ROWS -
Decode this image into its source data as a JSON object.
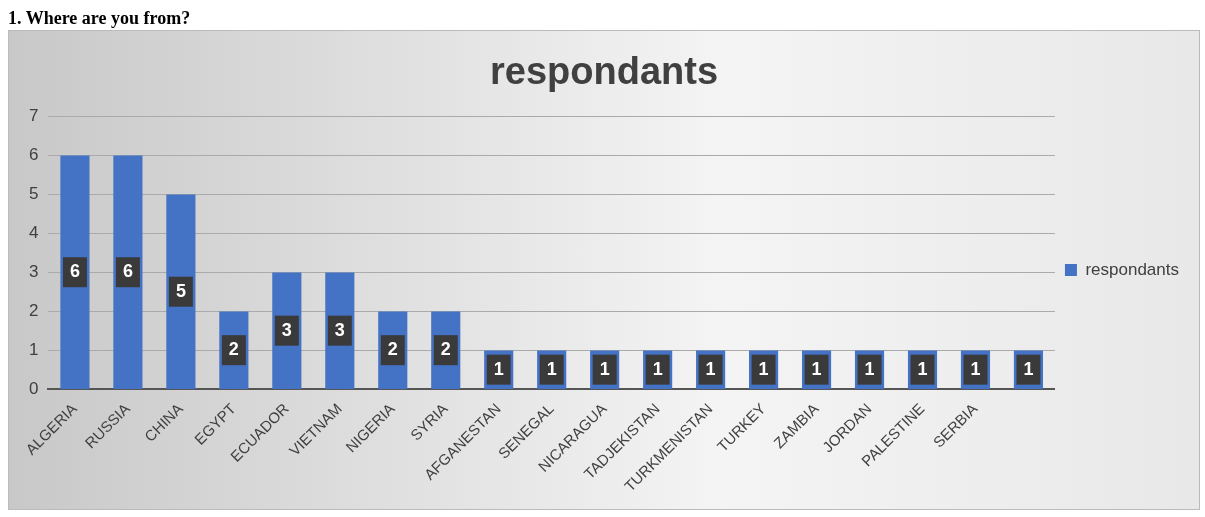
{
  "chart_data": {
    "type": "bar",
    "title": "respondants",
    "annotations": [
      "1. Where are you from?"
    ],
    "categories": [
      "ALGERIA",
      "RUSSIA",
      "CHINA",
      "EGYPT",
      "ECUADOR",
      "VIETNAM",
      "NIGERIA",
      "SYRIA",
      "AFGANESTAN",
      "SENEGAL",
      "NICARAGUA",
      "TADJEKISTAN",
      "TURKMENISTAN",
      "TURKEY",
      "ZAMBIA",
      "JORDAN",
      "PALESTINE",
      "SERBIA",
      null
    ],
    "series": [
      {
        "name": "respondants",
        "color": "#4472c4",
        "values": [
          6,
          6,
          5,
          2,
          3,
          3,
          2,
          2,
          1,
          1,
          1,
          1,
          1,
          1,
          1,
          1,
          1,
          1,
          1
        ]
      }
    ],
    "ylim": [
      0,
      7
    ],
    "yticks": [
      0,
      1,
      2,
      3,
      4,
      5,
      6,
      7
    ],
    "grid": "y",
    "legend": "right",
    "data_labels": true
  }
}
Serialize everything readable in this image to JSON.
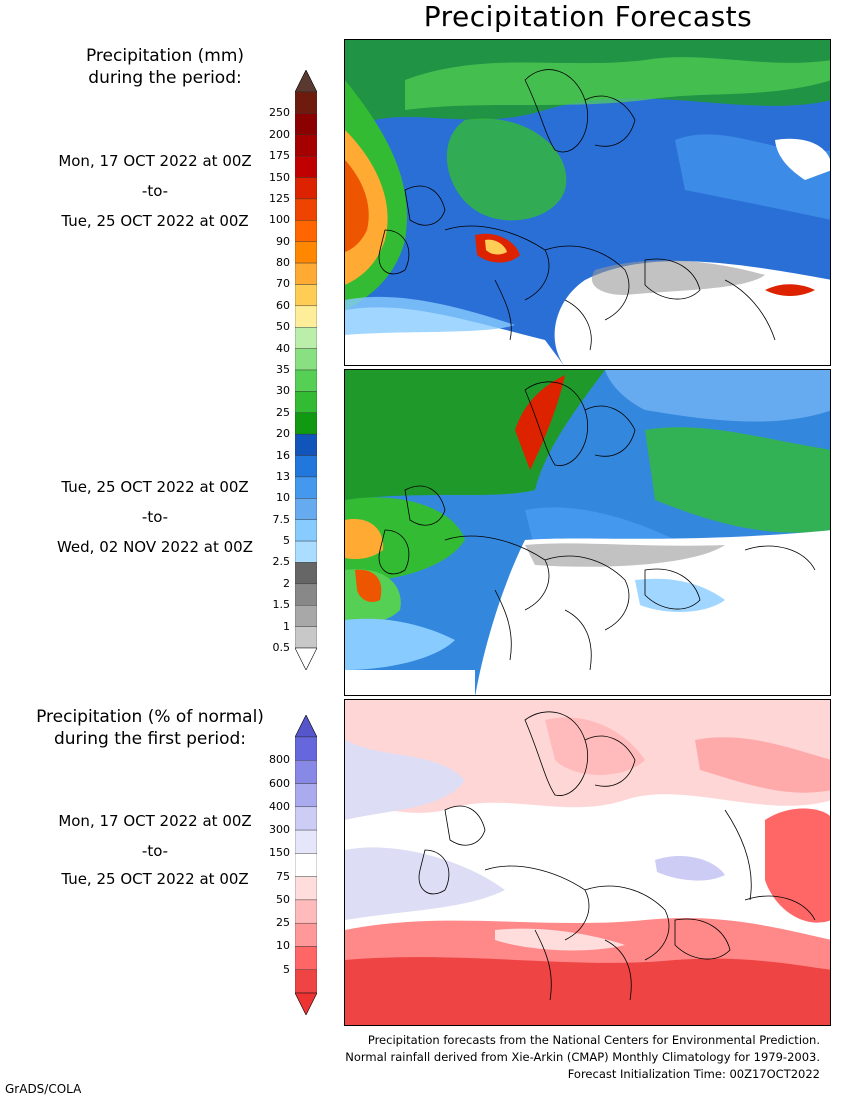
{
  "title": "Precipitation Forecasts",
  "amount_legend": {
    "header_line1": "Precipitation (mm)",
    "header_line2": "during the period:",
    "ticks": [
      "250",
      "200",
      "175",
      "150",
      "125",
      "100",
      "90",
      "80",
      "70",
      "60",
      "50",
      "40",
      "35",
      "30",
      "25",
      "20",
      "16",
      "13",
      "10",
      "7.5",
      "5",
      "2.5",
      "2",
      "1.5",
      "1",
      "0.5"
    ],
    "colors": [
      "#6e1b0e",
      "#8b0000",
      "#a50000",
      "#c00000",
      "#dd2200",
      "#ee4400",
      "#ff6600",
      "#ff8800",
      "#ffaa33",
      "#ffcc55",
      "#ffee99",
      "#bbeeaa",
      "#88e080",
      "#55d055",
      "#33bb33",
      "#119911",
      "#1155bb",
      "#2277dd",
      "#4499ee",
      "#66aaf0",
      "#88ccff",
      "#aaddff",
      "#666666",
      "#888888",
      "#a8a8a8",
      "#c8c8c8"
    ],
    "top_cap_color": "#5a3a30"
  },
  "period1": {
    "start": "Mon, 17 OCT 2022 at 00Z",
    "to": "-to-",
    "end": "Tue, 25 OCT 2022 at 00Z"
  },
  "period2": {
    "start": "Tue, 25 OCT 2022 at 00Z",
    "to": "-to-",
    "end": "Wed, 02 NOV 2022 at 00Z"
  },
  "percent_legend": {
    "header_line1": "Precipitation (% of normal)",
    "header_line2": "during the first period:",
    "ticks": [
      "800",
      "600",
      "400",
      "300",
      "150",
      "75",
      "50",
      "25",
      "10",
      "5"
    ],
    "colors": [
      "#6666dd",
      "#8888e6",
      "#aaaaee",
      "#ccccf5",
      "#e6e6fb",
      "#ffffff",
      "#ffdddd",
      "#ffbbbb",
      "#ff9999",
      "#ff6666",
      "#ee4444"
    ],
    "top_cap_color": "#5555cc",
    "bottom_cap_color": "#ee3333"
  },
  "period3": {
    "start": "Mon, 17 OCT 2022 at 00Z",
    "to": "-to-",
    "end": "Tue, 25 OCT 2022 at 00Z"
  },
  "footer": {
    "line1": "Precipitation forecasts from the National Centers for Environmental Prediction.",
    "line2": "Normal rainfall derived from Xie-Arkin (CMAP) Monthly Climatology for 1979-2003.",
    "line3": "Forecast Initialization Time: 00Z17OCT2022"
  },
  "credit": "GrADS/COLA"
}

PROBLEM DETAILS -
Copy out the lines in which the string "image" appears.

OUTPUT FOR THIS TASK -
Decode this image into its source data as a JSON object.
Serialize everything readable in this image to JSON.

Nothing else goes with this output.